> [Exercise]: From the listing below, pull out every line where the string "icon" appears.

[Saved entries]
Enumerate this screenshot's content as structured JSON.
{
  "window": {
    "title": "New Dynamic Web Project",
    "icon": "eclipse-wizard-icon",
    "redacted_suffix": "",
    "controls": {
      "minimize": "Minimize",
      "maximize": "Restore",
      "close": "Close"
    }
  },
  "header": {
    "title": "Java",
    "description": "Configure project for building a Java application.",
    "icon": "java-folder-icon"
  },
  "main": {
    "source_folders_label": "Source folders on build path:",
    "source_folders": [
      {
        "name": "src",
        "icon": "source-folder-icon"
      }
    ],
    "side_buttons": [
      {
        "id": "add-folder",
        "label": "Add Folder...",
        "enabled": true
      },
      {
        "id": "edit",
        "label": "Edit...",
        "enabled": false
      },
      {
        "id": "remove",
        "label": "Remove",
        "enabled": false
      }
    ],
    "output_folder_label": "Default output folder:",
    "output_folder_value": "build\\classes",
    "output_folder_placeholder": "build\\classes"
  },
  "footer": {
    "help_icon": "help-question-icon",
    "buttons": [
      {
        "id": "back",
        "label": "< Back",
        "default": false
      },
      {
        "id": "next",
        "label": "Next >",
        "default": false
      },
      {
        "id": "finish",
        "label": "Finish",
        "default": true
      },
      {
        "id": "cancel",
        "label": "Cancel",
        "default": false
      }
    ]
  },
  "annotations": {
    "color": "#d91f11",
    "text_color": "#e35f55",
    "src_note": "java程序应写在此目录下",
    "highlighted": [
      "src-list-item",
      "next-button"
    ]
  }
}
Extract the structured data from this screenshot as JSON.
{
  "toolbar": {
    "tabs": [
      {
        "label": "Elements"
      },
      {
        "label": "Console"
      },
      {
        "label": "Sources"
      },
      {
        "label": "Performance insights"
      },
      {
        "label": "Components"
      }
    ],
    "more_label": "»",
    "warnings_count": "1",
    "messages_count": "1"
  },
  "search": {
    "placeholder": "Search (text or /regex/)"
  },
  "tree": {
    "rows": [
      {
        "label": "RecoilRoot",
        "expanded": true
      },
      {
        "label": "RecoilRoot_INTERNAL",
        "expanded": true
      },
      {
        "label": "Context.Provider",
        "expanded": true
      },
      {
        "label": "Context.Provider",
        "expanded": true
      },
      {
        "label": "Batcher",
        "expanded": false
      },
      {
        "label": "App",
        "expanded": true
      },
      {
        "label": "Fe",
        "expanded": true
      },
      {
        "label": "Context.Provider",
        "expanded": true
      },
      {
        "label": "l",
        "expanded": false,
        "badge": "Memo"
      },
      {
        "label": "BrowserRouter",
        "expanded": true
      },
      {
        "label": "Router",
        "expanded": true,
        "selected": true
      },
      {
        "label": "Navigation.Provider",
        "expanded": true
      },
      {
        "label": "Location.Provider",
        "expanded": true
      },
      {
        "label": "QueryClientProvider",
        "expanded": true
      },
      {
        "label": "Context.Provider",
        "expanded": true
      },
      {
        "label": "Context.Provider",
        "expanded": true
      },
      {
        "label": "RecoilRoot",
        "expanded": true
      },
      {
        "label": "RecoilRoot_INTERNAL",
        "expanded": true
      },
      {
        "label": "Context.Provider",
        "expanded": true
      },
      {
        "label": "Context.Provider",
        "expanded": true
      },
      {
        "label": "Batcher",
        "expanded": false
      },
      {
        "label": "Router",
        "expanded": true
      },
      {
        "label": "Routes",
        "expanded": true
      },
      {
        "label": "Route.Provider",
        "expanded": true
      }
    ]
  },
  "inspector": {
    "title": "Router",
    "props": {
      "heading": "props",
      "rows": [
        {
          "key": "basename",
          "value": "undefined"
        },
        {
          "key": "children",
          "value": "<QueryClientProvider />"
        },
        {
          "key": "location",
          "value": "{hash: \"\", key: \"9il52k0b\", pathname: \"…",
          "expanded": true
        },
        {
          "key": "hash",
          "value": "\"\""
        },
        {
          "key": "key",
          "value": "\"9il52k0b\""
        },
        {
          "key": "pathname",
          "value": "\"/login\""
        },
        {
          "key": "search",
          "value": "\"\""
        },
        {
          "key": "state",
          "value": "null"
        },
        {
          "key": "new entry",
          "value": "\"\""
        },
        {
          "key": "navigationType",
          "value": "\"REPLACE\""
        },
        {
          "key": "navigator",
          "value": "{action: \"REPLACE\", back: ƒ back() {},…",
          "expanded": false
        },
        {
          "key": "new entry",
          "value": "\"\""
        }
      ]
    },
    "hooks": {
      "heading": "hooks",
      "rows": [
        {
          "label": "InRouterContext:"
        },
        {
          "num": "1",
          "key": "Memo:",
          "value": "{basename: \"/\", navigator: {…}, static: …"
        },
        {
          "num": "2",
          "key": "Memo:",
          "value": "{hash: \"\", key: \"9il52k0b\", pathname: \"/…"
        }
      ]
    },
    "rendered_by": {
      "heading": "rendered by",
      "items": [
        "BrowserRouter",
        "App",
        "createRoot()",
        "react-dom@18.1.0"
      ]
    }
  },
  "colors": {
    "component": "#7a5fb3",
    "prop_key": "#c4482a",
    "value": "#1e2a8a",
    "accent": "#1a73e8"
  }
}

> [Expected answer]:
    "icon": "eclipse-wizard-icon",
    "icon": "java-folder-icon"
        "icon": "source-folder-icon"
    "help_icon": "help-question-icon",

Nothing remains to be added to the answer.